**Task directions**
Report how many lines in the records below contain the word "image". Give only the number.

Some records:

[START]

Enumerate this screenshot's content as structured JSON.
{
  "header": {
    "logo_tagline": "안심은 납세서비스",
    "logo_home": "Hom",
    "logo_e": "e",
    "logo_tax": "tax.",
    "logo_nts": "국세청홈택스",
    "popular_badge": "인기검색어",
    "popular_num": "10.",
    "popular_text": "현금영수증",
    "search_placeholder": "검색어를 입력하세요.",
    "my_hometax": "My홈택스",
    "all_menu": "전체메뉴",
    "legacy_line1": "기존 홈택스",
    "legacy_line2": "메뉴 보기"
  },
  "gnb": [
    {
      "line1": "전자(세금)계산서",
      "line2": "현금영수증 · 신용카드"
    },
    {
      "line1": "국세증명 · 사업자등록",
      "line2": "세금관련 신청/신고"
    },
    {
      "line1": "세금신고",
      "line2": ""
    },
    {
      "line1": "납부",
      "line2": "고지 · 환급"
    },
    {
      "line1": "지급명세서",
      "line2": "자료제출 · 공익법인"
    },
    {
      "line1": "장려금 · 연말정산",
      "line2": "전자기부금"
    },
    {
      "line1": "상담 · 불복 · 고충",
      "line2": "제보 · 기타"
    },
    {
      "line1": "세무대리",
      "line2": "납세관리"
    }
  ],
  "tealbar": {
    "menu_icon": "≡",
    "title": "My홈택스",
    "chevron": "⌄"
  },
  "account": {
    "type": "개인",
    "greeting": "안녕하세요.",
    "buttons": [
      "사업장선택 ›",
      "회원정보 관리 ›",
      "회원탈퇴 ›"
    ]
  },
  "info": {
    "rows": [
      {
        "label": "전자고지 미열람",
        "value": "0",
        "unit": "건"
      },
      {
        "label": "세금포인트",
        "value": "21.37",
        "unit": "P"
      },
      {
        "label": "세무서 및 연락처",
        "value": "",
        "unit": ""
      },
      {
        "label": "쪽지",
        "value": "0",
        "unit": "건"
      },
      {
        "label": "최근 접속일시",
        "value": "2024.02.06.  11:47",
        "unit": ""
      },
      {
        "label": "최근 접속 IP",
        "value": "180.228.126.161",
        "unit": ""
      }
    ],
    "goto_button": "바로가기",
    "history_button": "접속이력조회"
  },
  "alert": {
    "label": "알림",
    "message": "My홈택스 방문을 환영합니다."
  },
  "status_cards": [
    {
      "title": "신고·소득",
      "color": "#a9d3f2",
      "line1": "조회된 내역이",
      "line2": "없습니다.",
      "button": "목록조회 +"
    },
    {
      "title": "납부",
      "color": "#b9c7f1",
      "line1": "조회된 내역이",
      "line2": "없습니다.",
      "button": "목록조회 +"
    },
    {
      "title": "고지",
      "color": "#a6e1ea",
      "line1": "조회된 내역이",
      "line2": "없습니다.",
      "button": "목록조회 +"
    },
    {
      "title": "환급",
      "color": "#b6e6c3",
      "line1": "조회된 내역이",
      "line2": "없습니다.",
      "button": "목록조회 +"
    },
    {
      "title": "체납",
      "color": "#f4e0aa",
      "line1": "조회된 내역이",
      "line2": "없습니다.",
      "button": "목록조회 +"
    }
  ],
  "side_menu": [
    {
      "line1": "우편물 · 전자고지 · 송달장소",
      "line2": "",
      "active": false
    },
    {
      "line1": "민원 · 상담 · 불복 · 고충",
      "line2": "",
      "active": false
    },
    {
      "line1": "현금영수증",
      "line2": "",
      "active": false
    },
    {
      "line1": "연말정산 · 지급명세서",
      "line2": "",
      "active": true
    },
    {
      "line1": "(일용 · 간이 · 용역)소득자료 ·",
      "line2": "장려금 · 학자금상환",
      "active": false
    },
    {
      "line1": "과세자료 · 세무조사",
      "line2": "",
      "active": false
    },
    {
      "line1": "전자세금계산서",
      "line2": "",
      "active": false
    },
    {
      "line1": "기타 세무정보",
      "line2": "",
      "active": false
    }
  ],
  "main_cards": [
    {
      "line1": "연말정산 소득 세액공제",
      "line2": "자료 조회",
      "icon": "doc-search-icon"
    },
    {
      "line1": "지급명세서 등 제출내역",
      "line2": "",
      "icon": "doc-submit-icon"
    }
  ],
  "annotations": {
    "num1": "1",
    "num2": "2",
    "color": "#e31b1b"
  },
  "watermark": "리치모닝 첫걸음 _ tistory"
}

[END]
[START]

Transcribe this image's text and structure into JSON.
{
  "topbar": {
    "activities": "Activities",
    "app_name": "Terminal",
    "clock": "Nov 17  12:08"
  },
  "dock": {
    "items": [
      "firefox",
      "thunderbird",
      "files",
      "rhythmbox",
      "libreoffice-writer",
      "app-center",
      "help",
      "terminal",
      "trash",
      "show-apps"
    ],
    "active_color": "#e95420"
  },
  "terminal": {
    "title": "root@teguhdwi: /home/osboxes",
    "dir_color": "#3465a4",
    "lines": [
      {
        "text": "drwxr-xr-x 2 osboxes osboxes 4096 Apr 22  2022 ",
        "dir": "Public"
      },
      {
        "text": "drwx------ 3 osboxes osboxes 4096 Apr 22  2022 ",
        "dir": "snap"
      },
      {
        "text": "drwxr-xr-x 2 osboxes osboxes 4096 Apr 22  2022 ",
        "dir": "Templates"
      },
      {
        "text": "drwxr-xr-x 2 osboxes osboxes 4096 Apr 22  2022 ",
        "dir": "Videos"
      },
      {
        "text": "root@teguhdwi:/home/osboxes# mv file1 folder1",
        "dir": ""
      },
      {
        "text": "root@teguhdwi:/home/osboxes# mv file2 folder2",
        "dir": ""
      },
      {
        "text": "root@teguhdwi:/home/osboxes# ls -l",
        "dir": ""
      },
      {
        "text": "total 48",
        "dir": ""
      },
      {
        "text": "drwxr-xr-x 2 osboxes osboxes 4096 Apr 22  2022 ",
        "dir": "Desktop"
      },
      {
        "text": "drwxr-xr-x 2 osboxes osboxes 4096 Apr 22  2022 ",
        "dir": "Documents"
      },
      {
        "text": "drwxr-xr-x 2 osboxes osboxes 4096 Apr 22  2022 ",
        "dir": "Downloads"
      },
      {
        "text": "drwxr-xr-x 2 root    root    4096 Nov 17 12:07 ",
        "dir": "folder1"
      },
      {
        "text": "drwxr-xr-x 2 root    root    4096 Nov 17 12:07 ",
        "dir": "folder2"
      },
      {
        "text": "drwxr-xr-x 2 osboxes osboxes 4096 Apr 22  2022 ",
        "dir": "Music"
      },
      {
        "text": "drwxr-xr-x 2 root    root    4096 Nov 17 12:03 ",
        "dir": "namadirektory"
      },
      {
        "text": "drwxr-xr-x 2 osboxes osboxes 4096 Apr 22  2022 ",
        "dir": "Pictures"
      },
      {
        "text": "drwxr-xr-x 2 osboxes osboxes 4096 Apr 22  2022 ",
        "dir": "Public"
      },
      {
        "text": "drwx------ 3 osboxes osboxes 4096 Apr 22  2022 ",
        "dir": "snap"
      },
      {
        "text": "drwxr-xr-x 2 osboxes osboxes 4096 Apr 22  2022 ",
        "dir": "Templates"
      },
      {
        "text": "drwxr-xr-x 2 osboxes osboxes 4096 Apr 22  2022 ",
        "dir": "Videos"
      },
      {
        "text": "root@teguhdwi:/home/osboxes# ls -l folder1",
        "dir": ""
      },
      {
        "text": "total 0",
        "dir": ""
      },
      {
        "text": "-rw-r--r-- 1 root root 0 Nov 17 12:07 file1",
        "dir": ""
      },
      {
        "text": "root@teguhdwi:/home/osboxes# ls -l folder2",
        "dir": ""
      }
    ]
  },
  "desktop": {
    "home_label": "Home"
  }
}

[END]
[START]

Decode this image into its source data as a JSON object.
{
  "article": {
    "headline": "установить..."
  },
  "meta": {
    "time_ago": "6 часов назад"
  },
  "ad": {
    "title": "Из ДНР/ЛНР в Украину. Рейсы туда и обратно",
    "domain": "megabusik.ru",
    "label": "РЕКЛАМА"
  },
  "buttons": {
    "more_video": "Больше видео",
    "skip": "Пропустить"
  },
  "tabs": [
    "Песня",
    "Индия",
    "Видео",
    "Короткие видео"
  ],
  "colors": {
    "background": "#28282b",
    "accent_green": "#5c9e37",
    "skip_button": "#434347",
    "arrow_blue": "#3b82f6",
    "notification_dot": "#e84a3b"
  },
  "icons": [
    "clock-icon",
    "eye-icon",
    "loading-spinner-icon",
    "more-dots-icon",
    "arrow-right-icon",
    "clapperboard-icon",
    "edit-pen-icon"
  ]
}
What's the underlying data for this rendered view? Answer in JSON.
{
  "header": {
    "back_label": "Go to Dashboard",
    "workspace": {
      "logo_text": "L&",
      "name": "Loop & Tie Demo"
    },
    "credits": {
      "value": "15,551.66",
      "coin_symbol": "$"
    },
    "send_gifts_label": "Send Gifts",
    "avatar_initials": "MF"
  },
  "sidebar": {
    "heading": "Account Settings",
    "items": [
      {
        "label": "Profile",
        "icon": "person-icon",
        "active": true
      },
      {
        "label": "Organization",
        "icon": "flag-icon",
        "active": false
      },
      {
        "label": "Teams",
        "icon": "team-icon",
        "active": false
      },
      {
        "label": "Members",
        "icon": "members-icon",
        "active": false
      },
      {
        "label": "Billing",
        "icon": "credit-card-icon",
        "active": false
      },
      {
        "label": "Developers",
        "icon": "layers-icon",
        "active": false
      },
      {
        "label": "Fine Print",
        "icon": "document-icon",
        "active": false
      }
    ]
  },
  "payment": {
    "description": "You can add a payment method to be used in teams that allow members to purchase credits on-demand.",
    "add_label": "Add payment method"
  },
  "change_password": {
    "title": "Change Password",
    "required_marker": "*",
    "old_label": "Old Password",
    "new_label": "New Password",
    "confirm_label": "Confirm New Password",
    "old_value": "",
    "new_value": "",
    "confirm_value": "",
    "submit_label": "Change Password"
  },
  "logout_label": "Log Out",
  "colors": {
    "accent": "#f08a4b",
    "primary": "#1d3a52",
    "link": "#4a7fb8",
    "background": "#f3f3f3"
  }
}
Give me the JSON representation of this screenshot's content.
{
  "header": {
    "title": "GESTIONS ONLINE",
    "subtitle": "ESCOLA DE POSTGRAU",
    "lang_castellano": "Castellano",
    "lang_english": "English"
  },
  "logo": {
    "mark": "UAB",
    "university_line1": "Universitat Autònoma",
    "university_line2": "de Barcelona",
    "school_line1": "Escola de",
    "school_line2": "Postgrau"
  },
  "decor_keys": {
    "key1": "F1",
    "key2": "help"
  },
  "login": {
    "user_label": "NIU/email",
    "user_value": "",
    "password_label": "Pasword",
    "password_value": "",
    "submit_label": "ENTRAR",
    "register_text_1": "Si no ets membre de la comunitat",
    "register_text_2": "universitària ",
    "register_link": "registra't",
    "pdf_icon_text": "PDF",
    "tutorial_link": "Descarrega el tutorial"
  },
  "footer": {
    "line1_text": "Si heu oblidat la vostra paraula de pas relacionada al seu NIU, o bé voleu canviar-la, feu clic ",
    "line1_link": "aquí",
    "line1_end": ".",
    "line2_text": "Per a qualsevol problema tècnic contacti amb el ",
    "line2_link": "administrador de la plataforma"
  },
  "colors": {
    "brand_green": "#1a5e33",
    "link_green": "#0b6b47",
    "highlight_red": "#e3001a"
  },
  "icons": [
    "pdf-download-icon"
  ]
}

[END]

**The result**
2